## START Task data
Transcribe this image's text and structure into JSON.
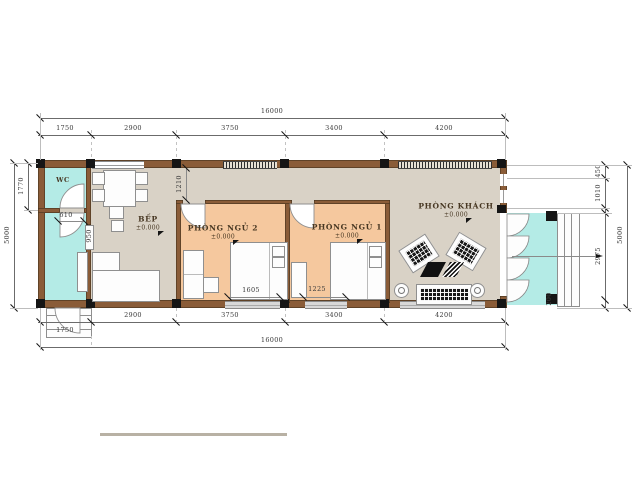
{
  "title": "house-floor-plan",
  "rooms": {
    "wc": {
      "label": "WC"
    },
    "kitchen": {
      "label": "BẾP",
      "elevation": "±0.000"
    },
    "bedroom2": {
      "label": "PHÒNG NGỦ 2",
      "elevation": "±0.000"
    },
    "bedroom1": {
      "label": "PHÒNG NGỦ 1",
      "elevation": "±0.000"
    },
    "living": {
      "label": "PHÒNG KHÁCH",
      "elevation": "±0.000"
    }
  },
  "dims": {
    "top_total": "16000",
    "top_segments": [
      "1750",
      "2900",
      "3750",
      "3400",
      "4200"
    ],
    "bottom_segments": [
      "1750",
      "2900",
      "3750",
      "3400",
      "4200"
    ],
    "bottom_total": "16000",
    "left": {
      "wc_height": "1770",
      "overall": "5000"
    },
    "right": {
      "seg1": "450",
      "seg2": "1010",
      "seg3": "2975",
      "porch_edge": "200",
      "overall": "5000"
    },
    "interior": {
      "corridor_width": "1210",
      "wc_door": "610",
      "pass_opening": "950",
      "bedroom2_window": "1605",
      "bedroom1_window": "1225"
    }
  },
  "colors": {
    "floor": "#d9d2c6",
    "bedroom_floor": "#f5c89e",
    "wet_floor": "#b4ebe6",
    "wall": "#8a5c38",
    "column": "#151515",
    "dimension": "#3a3a3a"
  }
}
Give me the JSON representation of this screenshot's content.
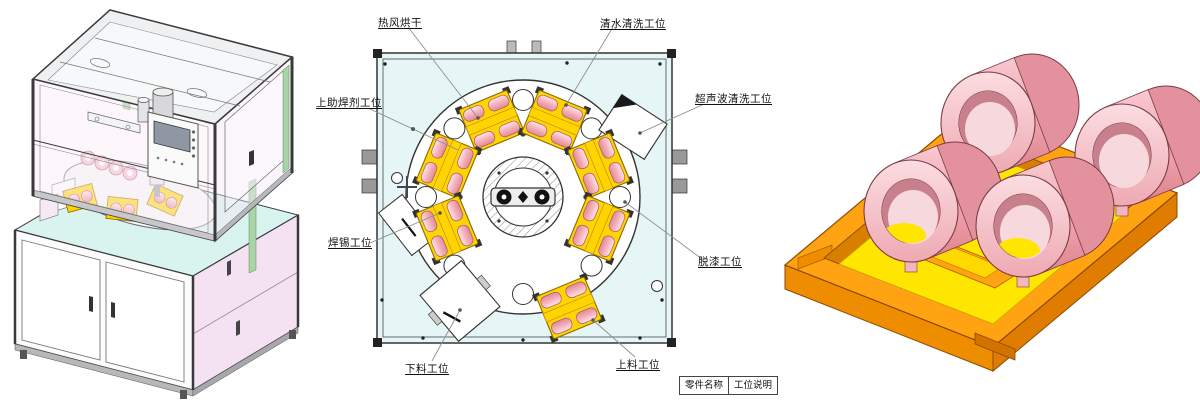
{
  "diagram": {
    "callouts": [
      {
        "id": "hot-air-drying",
        "text": "热风烘干"
      },
      {
        "id": "water-cleaning",
        "text": "清水清洗工位"
      },
      {
        "id": "flux-applying",
        "text": "上助焊剂工位"
      },
      {
        "id": "ultrasonic-cleaning",
        "text": "超声波清洗工位"
      },
      {
        "id": "soldering",
        "text": "焊锡工位"
      },
      {
        "id": "paint-stripping",
        "text": "脱漆工位"
      },
      {
        "id": "unloading",
        "text": "下料工位"
      },
      {
        "id": "loading",
        "text": "上料工位"
      }
    ],
    "title_block": {
      "part_name_header": "零件名称",
      "station_desc_header": "工位说明"
    }
  },
  "colors": {
    "diagram_background": "#e6f5f6",
    "drawing_line": "#333333",
    "leader_line": "#8f8f8f",
    "station_yellow": "#ffd400",
    "coil_pink": "#f6b8c1",
    "tray_orange": "#ffa313",
    "tray_recess_yellow": "#ffe600",
    "machine_green_trim": "#a8d4a8",
    "cabinet_side_pink": "#f4e2f2",
    "table_top_cyan": "#d9f3ef"
  }
}
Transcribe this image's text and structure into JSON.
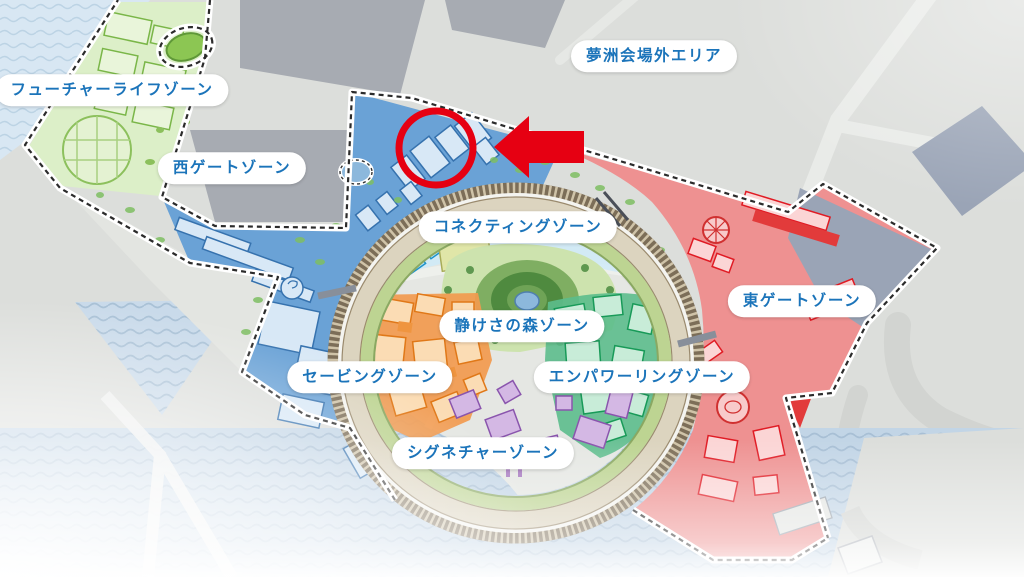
{
  "map": {
    "outside_area_label": "夢洲会場外エリア",
    "zone_labels": {
      "future_life": "フューチャーライフゾーン",
      "west_gate": "西ゲートゾーン",
      "connecting": "コネクティングゾーン",
      "east_gate": "東ゲートゾーン",
      "quiet_forest": "静けさの森ゾーン",
      "saving": "セービングゾーン",
      "empowering": "エンパワーリングゾーン",
      "signature": "シグネチャーゾーン"
    },
    "label_style": {
      "text_color": "#1b74ba",
      "background": "#ffffff"
    },
    "zone_colors": {
      "future_life": "#8cc653",
      "west_gate": "#6aa2d6",
      "connecting": "#45b8e8",
      "east_gate": "#ee9191",
      "quiet_forest": "#5f9850",
      "saving": "#ef9540",
      "empowering": "#2fa96e",
      "signature": "#a678bf",
      "grand_ring": "#dcd4bf"
    },
    "water_color": "#c2d5e6",
    "annotation": {
      "color": "#e60012",
      "shape": "circle",
      "pointer": "arrow-left",
      "circle_center_x": 436,
      "circle_center_y": 148,
      "circle_radius": 37
    }
  }
}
## END Task data
Replicate the material above verbatim; images stay out of the copy.

#### Correct result:
Transcribe this image's text and structure into JSON.
{
  "title": "house-floor-plan",
  "rooms": {
    "wc": {
      "label": "WC"
    },
    "kitchen": {
      "label": "BẾP",
      "elevation": "±0.000"
    },
    "bedroom2": {
      "label": "PHÒNG NGỦ 2",
      "elevation": "±0.000"
    },
    "bedroom1": {
      "label": "PHÒNG NGỦ 1",
      "elevation": "±0.000"
    },
    "living": {
      "label": "PHÒNG KHÁCH",
      "elevation": "±0.000"
    }
  },
  "dims": {
    "top_total": "16000",
    "top_segments": [
      "1750",
      "2900",
      "3750",
      "3400",
      "4200"
    ],
    "bottom_segments": [
      "1750",
      "2900",
      "3750",
      "3400",
      "4200"
    ],
    "bottom_total": "16000",
    "left": {
      "wc_height": "1770",
      "overall": "5000"
    },
    "right": {
      "seg1": "450",
      "seg2": "1010",
      "seg3": "2975",
      "porch_edge": "200",
      "overall": "5000"
    },
    "interior": {
      "corridor_width": "1210",
      "wc_door": "610",
      "pass_opening": "950",
      "bedroom2_window": "1605",
      "bedroom1_window": "1225"
    }
  },
  "colors": {
    "floor": "#d9d2c6",
    "bedroom_floor": "#f5c89e",
    "wet_floor": "#b4ebe6",
    "wall": "#8a5c38",
    "column": "#151515",
    "dimension": "#3a3a3a"
  }
}
Give me the JSON representation of this screenshot's content.
{
  "diagram": {
    "callouts": [
      {
        "id": "hot-air-drying",
        "text": "热风烘干"
      },
      {
        "id": "water-cleaning",
        "text": "清水清洗工位"
      },
      {
        "id": "flux-applying",
        "text": "上助焊剂工位"
      },
      {
        "id": "ultrasonic-cleaning",
        "text": "超声波清洗工位"
      },
      {
        "id": "soldering",
        "text": "焊锡工位"
      },
      {
        "id": "paint-stripping",
        "text": "脱漆工位"
      },
      {
        "id": "unloading",
        "text": "下料工位"
      },
      {
        "id": "loading",
        "text": "上料工位"
      }
    ],
    "title_block": {
      "part_name_header": "零件名称",
      "station_desc_header": "工位说明"
    }
  },
  "colors": {
    "diagram_background": "#e6f5f6",
    "drawing_line": "#333333",
    "leader_line": "#8f8f8f",
    "station_yellow": "#ffd400",
    "coil_pink": "#f6b8c1",
    "tray_orange": "#ffa313",
    "tray_recess_yellow": "#ffe600",
    "machine_green_trim": "#a8d4a8",
    "cabinet_side_pink": "#f4e2f2",
    "table_top_cyan": "#d9f3ef"
  }
}
Transcribe this image's text and structure into JSON.
{
  "map": {
    "outside_area_label": "夢洲会場外エリア",
    "zone_labels": {
      "future_life": "フューチャーライフゾーン",
      "west_gate": "西ゲートゾーン",
      "connecting": "コネクティングゾーン",
      "east_gate": "東ゲートゾーン",
      "quiet_forest": "静けさの森ゾーン",
      "saving": "セービングゾーン",
      "empowering": "エンパワーリングゾーン",
      "signature": "シグネチャーゾーン"
    },
    "label_style": {
      "text_color": "#1b74ba",
      "background": "#ffffff"
    },
    "zone_colors": {
      "future_life": "#8cc653",
      "west_gate": "#6aa2d6",
      "connecting": "#45b8e8",
      "east_gate": "#ee9191",
      "quiet_forest": "#5f9850",
      "saving": "#ef9540",
      "empowering": "#2fa96e",
      "signature": "#a678bf",
      "grand_ring": "#dcd4bf"
    },
    "water_color": "#c2d5e6",
    "annotation": {
      "color": "#e60012",
      "shape": "circle",
      "pointer": "arrow-left",
      "circle_center_x": 436,
      "circle_center_y": 148,
      "circle_radius": 37
    }
  }
}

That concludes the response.